- PROBLEM STATEMENT:
Pick out and copy every line in the entries below that contains the string "text". Matches must have the same uppercase and lowercase letters.

- THE RECORDS:
☆ ☆ ☆ ☆
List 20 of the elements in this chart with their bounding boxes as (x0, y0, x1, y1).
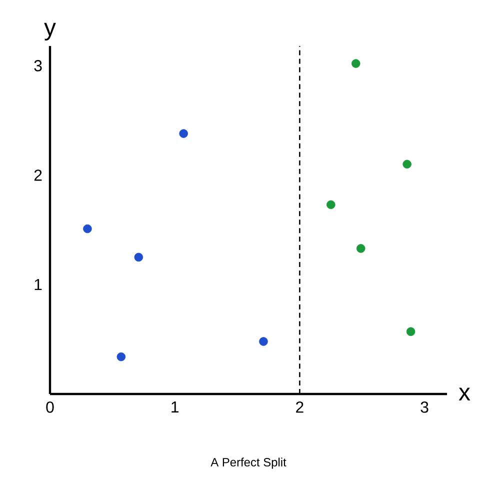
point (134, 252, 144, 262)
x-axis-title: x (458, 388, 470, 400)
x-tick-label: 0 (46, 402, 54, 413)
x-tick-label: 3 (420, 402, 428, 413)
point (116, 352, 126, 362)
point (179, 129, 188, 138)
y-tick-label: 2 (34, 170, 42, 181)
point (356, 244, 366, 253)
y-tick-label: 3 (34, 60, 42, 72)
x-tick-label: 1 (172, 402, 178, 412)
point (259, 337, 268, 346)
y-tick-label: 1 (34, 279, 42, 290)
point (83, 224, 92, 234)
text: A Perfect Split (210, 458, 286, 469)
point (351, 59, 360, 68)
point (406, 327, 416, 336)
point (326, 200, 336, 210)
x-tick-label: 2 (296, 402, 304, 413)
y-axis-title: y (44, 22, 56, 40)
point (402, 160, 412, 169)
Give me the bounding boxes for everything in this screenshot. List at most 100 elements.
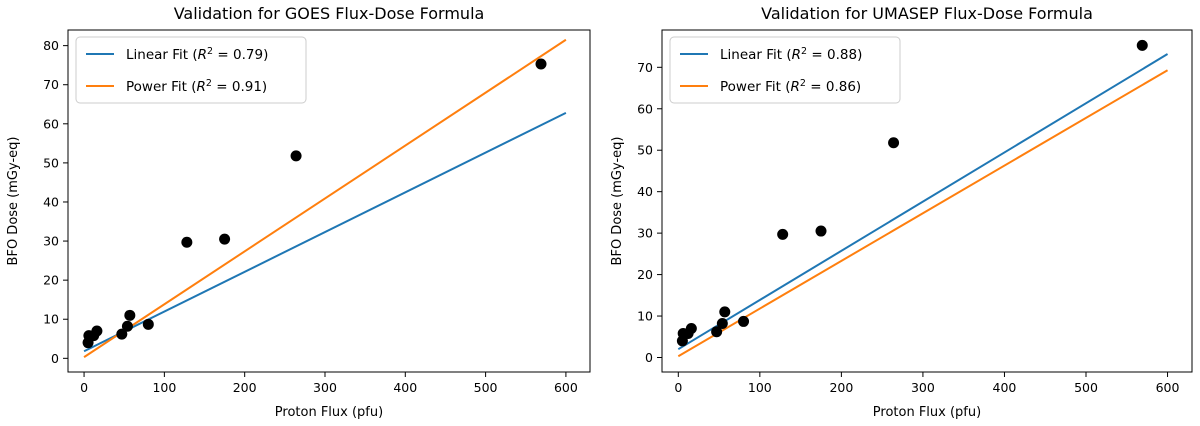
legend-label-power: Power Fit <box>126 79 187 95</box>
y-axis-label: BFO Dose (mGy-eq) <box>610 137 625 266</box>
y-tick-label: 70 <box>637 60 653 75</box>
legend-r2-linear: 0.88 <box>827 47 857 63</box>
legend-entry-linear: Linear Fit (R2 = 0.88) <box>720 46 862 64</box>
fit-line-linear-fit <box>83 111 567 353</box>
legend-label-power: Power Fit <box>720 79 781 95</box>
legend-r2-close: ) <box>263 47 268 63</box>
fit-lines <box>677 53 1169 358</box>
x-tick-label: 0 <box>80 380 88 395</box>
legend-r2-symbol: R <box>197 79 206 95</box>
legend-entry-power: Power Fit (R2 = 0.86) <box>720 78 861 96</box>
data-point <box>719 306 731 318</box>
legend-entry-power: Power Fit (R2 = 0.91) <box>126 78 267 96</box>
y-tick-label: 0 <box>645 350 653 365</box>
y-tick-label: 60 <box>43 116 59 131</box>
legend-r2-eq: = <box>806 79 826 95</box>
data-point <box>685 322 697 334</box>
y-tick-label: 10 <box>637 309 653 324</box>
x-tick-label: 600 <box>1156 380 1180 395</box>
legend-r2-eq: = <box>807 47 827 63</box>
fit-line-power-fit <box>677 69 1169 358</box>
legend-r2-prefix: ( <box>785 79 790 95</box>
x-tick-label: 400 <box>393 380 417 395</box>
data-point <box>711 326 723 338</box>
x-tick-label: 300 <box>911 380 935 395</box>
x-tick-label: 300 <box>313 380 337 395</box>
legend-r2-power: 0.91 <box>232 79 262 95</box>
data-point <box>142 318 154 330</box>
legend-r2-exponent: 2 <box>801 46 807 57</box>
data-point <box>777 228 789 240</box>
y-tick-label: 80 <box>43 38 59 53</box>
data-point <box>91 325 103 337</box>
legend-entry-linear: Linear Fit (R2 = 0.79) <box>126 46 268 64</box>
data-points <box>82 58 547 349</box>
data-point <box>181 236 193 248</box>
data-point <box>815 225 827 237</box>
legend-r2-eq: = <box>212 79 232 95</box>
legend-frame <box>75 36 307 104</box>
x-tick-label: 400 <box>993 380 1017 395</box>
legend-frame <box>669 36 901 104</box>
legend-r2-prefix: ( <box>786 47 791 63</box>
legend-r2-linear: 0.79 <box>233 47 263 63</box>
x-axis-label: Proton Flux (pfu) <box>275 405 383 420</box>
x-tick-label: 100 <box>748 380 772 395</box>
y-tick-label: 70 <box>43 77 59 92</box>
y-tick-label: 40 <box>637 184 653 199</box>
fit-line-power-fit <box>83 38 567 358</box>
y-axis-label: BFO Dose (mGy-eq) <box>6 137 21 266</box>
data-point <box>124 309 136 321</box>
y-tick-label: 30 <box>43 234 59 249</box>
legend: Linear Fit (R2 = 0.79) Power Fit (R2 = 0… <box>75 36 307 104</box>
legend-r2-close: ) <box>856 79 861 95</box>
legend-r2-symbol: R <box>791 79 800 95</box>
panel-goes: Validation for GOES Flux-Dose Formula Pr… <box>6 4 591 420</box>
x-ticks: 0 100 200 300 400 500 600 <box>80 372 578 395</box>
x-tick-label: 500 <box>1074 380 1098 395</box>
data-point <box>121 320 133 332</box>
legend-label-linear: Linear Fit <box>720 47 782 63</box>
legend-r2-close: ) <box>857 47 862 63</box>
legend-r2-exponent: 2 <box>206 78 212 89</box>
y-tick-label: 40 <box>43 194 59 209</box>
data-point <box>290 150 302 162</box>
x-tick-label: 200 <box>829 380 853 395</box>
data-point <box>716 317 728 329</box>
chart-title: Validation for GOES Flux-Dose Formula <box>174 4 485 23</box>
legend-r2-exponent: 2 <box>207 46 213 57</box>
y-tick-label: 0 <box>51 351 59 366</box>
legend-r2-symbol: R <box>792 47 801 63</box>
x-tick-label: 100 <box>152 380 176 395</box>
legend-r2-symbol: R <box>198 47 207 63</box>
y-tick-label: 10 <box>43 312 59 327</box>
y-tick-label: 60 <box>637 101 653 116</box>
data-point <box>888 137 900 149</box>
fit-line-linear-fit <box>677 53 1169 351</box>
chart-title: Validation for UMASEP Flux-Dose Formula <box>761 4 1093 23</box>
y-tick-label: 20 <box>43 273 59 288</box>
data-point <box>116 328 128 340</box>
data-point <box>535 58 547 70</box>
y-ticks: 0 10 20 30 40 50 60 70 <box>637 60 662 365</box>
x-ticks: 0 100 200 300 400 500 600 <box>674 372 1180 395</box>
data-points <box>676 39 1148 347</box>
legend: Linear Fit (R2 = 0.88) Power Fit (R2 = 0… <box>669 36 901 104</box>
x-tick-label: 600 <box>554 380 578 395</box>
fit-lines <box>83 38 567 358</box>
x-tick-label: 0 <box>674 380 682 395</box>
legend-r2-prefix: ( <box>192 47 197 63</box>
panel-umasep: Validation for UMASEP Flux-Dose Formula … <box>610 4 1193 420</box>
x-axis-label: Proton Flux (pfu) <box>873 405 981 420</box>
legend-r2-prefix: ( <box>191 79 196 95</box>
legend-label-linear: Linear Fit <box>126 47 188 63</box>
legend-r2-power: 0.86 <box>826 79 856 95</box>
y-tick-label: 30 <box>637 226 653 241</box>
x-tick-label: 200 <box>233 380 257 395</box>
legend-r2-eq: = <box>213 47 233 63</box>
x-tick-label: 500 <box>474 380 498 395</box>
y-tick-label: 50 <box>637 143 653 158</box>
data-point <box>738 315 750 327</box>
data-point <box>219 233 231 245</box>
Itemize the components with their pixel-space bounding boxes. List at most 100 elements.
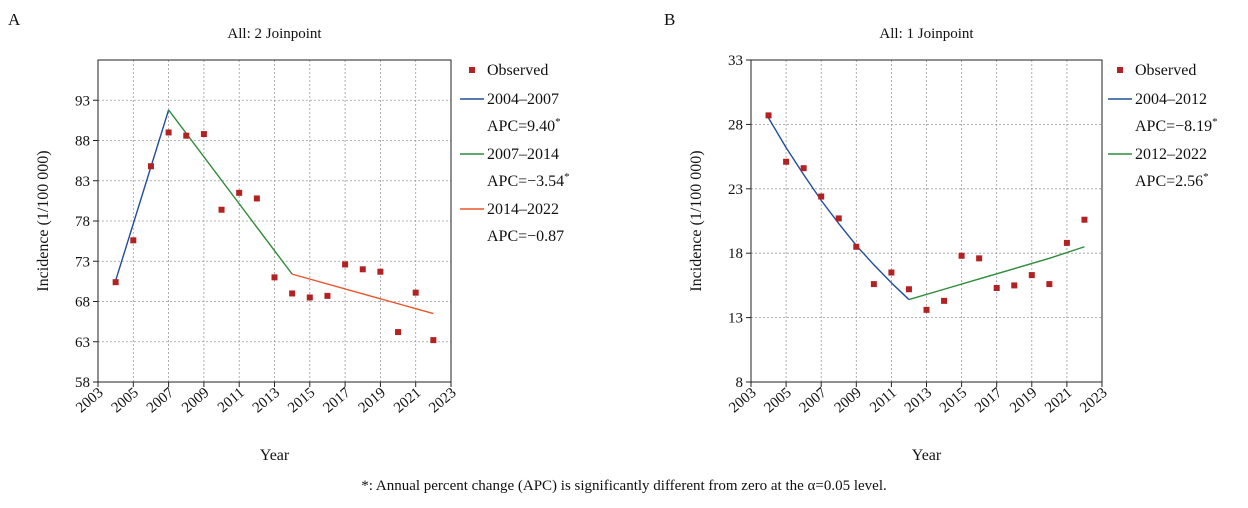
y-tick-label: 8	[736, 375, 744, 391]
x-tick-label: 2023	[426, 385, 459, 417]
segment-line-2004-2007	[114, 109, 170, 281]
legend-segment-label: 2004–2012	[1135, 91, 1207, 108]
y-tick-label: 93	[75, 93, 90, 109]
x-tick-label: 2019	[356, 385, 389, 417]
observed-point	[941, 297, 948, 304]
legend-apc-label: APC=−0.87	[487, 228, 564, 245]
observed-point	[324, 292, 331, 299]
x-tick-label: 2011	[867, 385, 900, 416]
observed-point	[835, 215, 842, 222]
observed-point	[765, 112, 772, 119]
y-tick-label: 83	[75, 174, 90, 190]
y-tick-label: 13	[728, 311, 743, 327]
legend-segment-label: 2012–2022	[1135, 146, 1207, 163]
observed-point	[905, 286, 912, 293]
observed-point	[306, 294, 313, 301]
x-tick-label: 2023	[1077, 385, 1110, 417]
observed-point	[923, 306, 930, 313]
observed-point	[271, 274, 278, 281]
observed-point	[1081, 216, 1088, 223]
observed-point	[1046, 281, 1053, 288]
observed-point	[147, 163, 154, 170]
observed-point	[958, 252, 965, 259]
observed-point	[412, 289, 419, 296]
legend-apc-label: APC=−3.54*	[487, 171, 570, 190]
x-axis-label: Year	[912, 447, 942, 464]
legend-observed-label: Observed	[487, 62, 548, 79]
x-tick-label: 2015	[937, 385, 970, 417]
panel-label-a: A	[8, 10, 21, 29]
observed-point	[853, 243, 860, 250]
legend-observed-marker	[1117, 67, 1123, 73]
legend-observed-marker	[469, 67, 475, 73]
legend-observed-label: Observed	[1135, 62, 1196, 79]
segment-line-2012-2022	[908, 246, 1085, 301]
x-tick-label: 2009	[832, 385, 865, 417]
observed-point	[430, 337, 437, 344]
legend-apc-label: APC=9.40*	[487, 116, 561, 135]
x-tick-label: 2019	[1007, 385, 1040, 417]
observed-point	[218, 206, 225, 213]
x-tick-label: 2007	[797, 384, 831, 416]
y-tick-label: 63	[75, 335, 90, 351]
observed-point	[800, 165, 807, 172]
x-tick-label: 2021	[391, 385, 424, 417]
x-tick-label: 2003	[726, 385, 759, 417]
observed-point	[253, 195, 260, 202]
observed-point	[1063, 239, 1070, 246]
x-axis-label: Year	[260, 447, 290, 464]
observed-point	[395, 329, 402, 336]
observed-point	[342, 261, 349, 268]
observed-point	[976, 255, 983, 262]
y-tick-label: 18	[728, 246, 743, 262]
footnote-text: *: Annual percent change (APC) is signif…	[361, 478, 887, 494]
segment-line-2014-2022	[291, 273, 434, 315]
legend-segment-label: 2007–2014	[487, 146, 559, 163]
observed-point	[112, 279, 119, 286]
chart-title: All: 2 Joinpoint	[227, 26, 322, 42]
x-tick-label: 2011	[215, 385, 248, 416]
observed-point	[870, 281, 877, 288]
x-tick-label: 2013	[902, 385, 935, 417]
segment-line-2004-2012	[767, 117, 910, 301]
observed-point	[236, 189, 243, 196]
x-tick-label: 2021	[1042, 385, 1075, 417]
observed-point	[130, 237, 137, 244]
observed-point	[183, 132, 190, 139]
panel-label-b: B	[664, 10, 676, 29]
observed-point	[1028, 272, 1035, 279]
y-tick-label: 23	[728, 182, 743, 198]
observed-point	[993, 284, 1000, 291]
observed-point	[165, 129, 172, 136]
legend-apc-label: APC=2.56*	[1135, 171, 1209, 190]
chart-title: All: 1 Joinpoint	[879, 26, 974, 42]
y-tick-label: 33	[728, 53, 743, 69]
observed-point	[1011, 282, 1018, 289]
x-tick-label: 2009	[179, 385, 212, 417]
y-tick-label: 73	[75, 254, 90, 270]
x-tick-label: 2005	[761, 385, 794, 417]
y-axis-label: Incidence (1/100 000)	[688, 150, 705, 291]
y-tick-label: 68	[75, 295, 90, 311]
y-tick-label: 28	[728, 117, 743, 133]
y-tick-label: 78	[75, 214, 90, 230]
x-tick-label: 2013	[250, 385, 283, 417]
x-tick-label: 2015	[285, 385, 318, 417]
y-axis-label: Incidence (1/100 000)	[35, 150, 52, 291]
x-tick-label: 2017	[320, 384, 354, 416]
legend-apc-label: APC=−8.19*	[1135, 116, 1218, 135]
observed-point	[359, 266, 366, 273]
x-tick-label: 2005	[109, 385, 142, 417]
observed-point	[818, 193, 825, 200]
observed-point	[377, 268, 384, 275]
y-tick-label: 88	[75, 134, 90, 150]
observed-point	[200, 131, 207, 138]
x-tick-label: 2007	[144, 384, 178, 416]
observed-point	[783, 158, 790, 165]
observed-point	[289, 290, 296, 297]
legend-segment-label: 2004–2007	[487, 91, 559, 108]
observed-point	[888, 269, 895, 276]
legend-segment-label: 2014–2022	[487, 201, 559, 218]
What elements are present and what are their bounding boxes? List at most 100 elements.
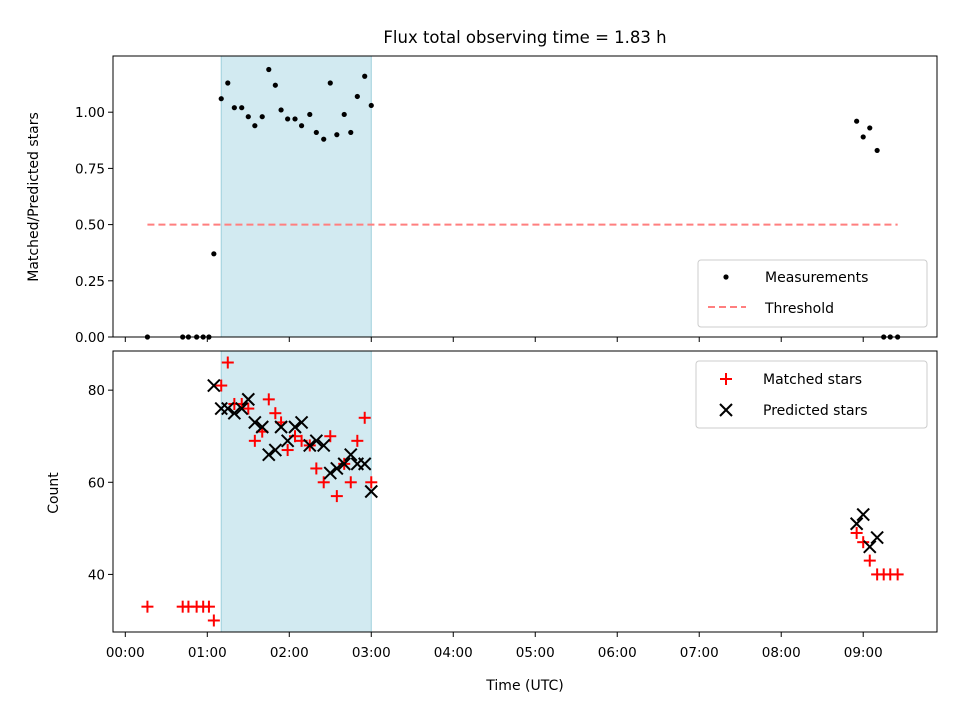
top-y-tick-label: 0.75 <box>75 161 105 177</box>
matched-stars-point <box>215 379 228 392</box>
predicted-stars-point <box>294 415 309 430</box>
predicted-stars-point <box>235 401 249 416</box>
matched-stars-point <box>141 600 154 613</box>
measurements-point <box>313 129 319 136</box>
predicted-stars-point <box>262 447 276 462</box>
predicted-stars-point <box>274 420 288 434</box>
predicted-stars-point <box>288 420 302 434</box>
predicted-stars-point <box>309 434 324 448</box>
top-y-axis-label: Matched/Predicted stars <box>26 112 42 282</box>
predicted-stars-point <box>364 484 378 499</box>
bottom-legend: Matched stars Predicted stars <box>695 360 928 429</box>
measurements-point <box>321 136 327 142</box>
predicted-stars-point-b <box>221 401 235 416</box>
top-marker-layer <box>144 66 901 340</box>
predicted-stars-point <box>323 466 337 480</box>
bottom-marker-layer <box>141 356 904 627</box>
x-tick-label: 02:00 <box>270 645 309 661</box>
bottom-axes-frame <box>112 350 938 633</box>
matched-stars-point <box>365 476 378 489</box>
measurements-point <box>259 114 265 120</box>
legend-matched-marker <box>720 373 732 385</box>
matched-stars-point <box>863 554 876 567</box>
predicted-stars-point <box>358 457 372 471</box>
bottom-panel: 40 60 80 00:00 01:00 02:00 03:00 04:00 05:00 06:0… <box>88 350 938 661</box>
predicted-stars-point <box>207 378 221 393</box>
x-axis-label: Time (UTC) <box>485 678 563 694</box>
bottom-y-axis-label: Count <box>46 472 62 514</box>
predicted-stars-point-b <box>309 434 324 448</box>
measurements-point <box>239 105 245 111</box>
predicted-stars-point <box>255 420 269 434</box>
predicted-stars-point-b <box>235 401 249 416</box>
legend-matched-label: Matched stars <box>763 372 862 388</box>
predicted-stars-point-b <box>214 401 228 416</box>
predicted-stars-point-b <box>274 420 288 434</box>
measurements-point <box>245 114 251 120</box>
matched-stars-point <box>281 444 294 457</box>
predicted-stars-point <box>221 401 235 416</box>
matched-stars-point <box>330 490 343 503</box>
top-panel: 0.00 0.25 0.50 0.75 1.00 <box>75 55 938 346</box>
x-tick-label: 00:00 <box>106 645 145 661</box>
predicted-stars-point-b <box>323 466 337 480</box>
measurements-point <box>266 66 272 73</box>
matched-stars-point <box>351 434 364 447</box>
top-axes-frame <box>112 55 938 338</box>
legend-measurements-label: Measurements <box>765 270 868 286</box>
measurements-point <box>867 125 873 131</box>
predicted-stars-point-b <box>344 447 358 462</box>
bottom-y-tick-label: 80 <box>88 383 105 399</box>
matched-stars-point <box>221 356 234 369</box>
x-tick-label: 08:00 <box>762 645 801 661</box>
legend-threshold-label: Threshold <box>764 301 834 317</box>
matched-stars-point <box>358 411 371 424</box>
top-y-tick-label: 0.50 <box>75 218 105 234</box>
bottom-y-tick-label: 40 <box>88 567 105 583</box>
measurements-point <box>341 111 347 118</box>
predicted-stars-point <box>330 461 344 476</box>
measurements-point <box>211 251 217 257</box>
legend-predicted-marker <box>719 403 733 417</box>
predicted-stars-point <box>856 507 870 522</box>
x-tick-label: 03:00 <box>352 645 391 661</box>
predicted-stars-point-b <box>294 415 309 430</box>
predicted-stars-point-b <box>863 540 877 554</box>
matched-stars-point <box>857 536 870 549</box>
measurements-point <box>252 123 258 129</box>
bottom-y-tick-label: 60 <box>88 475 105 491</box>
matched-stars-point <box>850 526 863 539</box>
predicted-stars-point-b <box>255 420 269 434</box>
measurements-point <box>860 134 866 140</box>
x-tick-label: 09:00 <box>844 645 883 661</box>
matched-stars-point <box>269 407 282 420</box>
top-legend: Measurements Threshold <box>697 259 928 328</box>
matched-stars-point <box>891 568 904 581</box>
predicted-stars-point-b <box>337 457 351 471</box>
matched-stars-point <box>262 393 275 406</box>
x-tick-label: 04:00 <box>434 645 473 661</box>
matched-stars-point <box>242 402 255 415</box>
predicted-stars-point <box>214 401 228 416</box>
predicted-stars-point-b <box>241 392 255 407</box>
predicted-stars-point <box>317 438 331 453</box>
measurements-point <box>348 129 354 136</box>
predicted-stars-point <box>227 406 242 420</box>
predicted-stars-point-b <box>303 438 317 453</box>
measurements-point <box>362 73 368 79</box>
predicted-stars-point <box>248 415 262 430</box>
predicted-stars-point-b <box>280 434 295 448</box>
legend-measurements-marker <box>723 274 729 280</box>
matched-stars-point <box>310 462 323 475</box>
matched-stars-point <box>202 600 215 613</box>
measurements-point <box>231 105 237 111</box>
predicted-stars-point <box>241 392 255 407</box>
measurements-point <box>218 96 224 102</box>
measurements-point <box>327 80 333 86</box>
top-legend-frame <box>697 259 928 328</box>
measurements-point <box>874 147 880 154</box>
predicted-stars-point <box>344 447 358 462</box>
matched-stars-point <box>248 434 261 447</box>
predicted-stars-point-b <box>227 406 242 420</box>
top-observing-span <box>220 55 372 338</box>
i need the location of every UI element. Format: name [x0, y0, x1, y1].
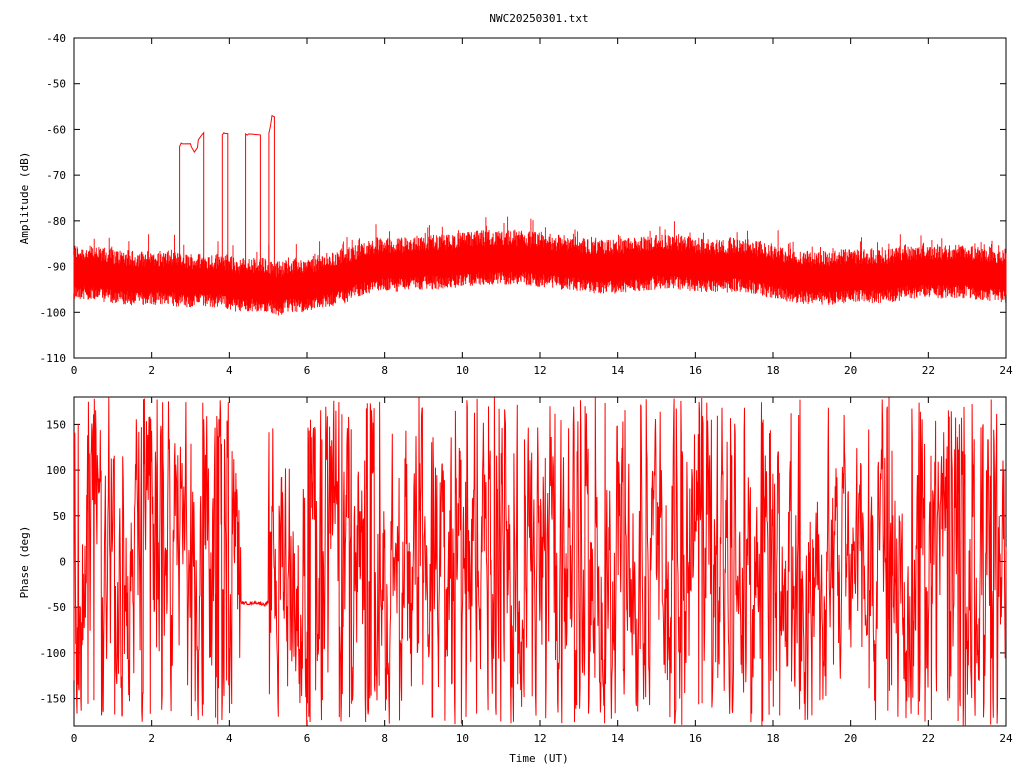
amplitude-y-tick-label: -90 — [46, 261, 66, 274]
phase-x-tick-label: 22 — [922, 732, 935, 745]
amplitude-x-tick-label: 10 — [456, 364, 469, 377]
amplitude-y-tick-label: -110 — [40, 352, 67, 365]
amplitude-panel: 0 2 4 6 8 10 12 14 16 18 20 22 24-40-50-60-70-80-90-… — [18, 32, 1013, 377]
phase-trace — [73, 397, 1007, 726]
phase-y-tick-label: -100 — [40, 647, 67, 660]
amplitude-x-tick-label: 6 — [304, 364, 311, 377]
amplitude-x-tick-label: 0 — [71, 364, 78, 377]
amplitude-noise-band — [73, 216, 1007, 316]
☆ ☆ ☆ ☆
- OUTPUT OF THE TASK:
text: A Perfect Split (210, 458, 286, 469)
footnote-text: *: Annual percent change (APC) is signif…	[361, 478, 887, 494]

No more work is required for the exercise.